[RECORDS PROVIDED]
━━━━━━━━━━━━━━━━━━━━━━━━━━━━━━

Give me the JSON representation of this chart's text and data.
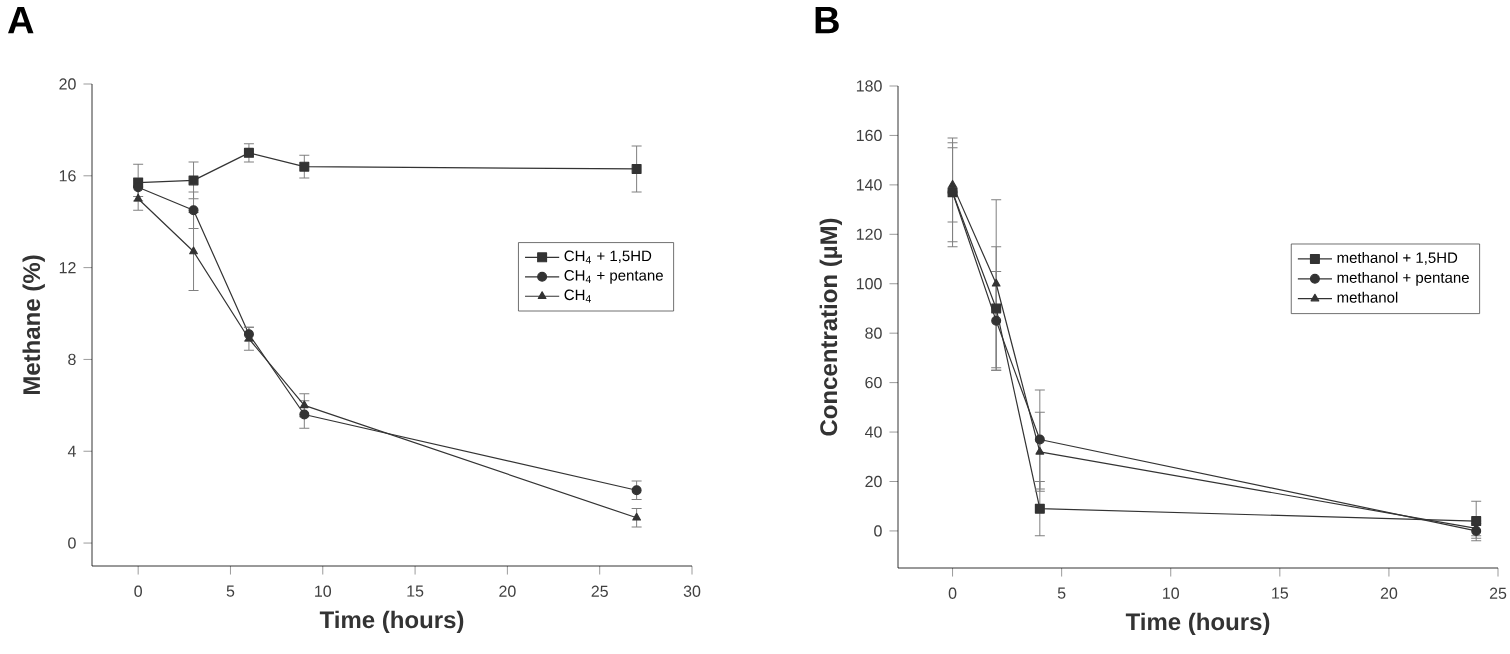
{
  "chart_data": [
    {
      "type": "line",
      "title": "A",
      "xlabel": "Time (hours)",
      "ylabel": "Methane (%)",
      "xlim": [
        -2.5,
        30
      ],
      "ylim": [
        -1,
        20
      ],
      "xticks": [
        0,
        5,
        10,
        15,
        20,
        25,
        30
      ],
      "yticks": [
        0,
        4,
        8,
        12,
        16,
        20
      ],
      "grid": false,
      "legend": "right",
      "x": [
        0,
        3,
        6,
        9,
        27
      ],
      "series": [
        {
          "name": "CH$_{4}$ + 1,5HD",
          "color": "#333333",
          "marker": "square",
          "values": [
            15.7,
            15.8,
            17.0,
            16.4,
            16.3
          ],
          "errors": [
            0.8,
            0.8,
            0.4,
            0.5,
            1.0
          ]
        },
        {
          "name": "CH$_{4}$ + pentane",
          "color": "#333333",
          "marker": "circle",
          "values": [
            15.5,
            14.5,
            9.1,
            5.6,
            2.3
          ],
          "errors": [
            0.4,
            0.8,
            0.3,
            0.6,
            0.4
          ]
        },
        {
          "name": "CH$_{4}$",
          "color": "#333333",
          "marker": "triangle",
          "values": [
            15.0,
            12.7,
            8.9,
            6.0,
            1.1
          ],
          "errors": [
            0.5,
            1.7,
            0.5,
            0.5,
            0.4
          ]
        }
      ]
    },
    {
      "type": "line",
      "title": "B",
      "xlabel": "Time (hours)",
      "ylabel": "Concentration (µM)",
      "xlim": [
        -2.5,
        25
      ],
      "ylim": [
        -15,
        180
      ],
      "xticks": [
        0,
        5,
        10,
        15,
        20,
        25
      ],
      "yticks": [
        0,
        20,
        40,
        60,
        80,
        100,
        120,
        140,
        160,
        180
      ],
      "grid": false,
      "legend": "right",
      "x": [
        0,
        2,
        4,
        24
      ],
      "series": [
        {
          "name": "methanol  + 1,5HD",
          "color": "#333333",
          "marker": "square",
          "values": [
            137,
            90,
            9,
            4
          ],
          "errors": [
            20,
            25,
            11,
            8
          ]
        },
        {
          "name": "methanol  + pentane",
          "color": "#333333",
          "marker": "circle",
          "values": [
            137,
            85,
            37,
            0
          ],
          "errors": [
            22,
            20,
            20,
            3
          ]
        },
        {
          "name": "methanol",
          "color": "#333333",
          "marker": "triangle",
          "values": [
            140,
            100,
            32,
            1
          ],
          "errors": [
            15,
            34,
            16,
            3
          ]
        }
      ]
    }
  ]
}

━━━━━━━━━━━━━━━━━━━━━━━━━━━━━━

[WRITTEN EXERCISE]
Copy down every line of the material above that includes the string "methanol".

[ANSWER]
          "name": "methanol  + 1,5HD",
          "name": "methanol  + pentane",
          "name": "methanol",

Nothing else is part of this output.